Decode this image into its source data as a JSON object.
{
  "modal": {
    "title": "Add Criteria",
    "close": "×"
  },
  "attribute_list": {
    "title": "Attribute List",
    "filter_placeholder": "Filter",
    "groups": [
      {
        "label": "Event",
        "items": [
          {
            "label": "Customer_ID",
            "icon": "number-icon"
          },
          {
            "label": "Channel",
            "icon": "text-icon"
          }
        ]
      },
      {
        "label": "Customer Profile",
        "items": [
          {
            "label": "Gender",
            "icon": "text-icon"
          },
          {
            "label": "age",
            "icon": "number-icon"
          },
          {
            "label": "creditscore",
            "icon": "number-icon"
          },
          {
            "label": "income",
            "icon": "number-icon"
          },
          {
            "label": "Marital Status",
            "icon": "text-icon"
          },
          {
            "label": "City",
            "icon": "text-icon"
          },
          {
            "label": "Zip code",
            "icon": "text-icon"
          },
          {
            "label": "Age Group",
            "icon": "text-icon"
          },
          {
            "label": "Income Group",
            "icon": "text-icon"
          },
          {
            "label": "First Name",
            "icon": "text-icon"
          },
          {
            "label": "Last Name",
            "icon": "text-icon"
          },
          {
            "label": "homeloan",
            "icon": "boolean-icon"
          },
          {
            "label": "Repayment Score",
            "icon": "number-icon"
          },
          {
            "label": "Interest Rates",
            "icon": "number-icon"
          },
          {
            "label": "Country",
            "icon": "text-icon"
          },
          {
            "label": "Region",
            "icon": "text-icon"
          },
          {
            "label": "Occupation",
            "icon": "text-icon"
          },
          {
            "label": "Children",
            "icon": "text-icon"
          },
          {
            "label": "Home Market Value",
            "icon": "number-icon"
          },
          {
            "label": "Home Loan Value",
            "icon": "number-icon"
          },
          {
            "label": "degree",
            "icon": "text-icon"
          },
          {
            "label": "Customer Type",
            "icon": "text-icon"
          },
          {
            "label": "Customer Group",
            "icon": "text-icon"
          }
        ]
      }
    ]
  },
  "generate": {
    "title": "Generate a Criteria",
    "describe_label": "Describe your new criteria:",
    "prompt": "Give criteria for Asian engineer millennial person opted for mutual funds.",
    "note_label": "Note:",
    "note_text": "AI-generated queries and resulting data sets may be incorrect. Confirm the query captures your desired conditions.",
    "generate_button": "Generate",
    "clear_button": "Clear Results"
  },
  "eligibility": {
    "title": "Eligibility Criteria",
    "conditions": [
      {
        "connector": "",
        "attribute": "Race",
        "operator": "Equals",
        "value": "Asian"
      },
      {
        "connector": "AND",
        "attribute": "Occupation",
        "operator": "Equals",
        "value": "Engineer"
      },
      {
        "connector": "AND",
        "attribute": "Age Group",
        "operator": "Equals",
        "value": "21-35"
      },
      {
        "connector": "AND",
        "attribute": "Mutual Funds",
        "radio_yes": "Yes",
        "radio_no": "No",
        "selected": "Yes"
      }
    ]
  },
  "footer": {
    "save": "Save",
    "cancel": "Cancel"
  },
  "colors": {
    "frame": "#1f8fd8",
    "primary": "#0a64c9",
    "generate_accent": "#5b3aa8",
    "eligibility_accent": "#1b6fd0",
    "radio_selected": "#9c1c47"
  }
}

★ ★ ★ ★

# [PROBLEM DETAILS]
Set all of the entries down again, exactly as they were given.

# [TASK OUTPUT]
Decode this image into its source data as a JSON object.
{
  "modal": {
    "title": "Add Criteria",
    "close": "×"
  },
  "attribute_list": {
    "title": "Attribute List",
    "filter_placeholder": "Filter",
    "groups": [
      {
        "label": "Event",
        "items": [
          {
            "label": "Customer_ID",
            "icon": "number-icon"
          },
          {
            "label": "Channel",
            "icon": "text-icon"
          }
        ]
      },
      {
        "label": "Customer Profile",
        "items": [
          {
            "label": "Gender",
            "icon": "text-icon"
          },
          {
            "label": "age",
            "icon": "number-icon"
          },
          {
            "label": "creditscore",
            "icon": "number-icon"
          },
          {
            "label": "income",
            "icon": "number-icon"
          },
          {
            "label": "Marital Status",
            "icon": "text-icon"
          },
          {
            "label": "City",
            "icon": "text-icon"
          },
          {
            "label": "Zip code",
            "icon": "text-icon"
          },
          {
            "label": "Age Group",
            "icon": "text-icon"
          },
          {
            "label": "Income Group",
            "icon": "text-icon"
          },
          {
            "label": "First Name",
            "icon": "text-icon"
          },
          {
            "label": "Last Name",
            "icon": "text-icon"
          },
          {
            "label": "homeloan",
            "icon": "boolean-icon"
          },
          {
            "label": "Repayment Score",
            "icon": "number-icon"
          },
          {
            "label": "Interest Rates",
            "icon": "number-icon"
          },
          {
            "label": "Country",
            "icon": "text-icon"
          },
          {
            "label": "Region",
            "icon": "text-icon"
          },
          {
            "label": "Occupation",
            "icon": "text-icon"
          },
          {
            "label": "Children",
            "icon": "text-icon"
          },
          {
            "label": "Home Market Value",
            "icon": "number-icon"
          },
          {
            "label": "Home Loan Value",
            "icon": "number-icon"
          },
          {
            "label": "degree",
            "icon": "text-icon"
          },
          {
            "label": "Customer Type",
            "icon": "text-icon"
          },
          {
            "label": "Customer Group",
            "icon": "text-icon"
          }
        ]
      }
    ]
  },
  "generate": {
    "title": "Generate a Criteria",
    "describe_label": "Describe your new criteria:",
    "prompt": "Give criteria for Asian engineer millennial person opted for mutual funds.",
    "note_label": "Note:",
    "note_text": "AI-generated queries and resulting data sets may be incorrect. Confirm the query captures your desired conditions.",
    "generate_button": "Generate",
    "clear_button": "Clear Results"
  },
  "eligibility": {
    "title": "Eligibility Criteria",
    "conditions": [
      {
        "connector": "",
        "attribute": "Race",
        "operator": "Equals",
        "value": "Asian"
      },
      {
        "connector": "AND",
        "attribute": "Occupation",
        "operator": "Equals",
        "value": "Engineer"
      },
      {
        "connector": "AND",
        "attribute": "Age Group",
        "operator": "Equals",
        "value": "21-35"
      },
      {
        "connector": "AND",
        "attribute": "Mutual Funds",
        "radio_yes": "Yes",
        "radio_no": "No",
        "selected": "Yes"
      }
    ]
  },
  "footer": {
    "save": "Save",
    "cancel": "Cancel"
  },
  "colors": {
    "frame": "#1f8fd8",
    "primary": "#0a64c9",
    "generate_accent": "#5b3aa8",
    "eligibility_accent": "#1b6fd0",
    "radio_selected": "#9c1c47"
  }
}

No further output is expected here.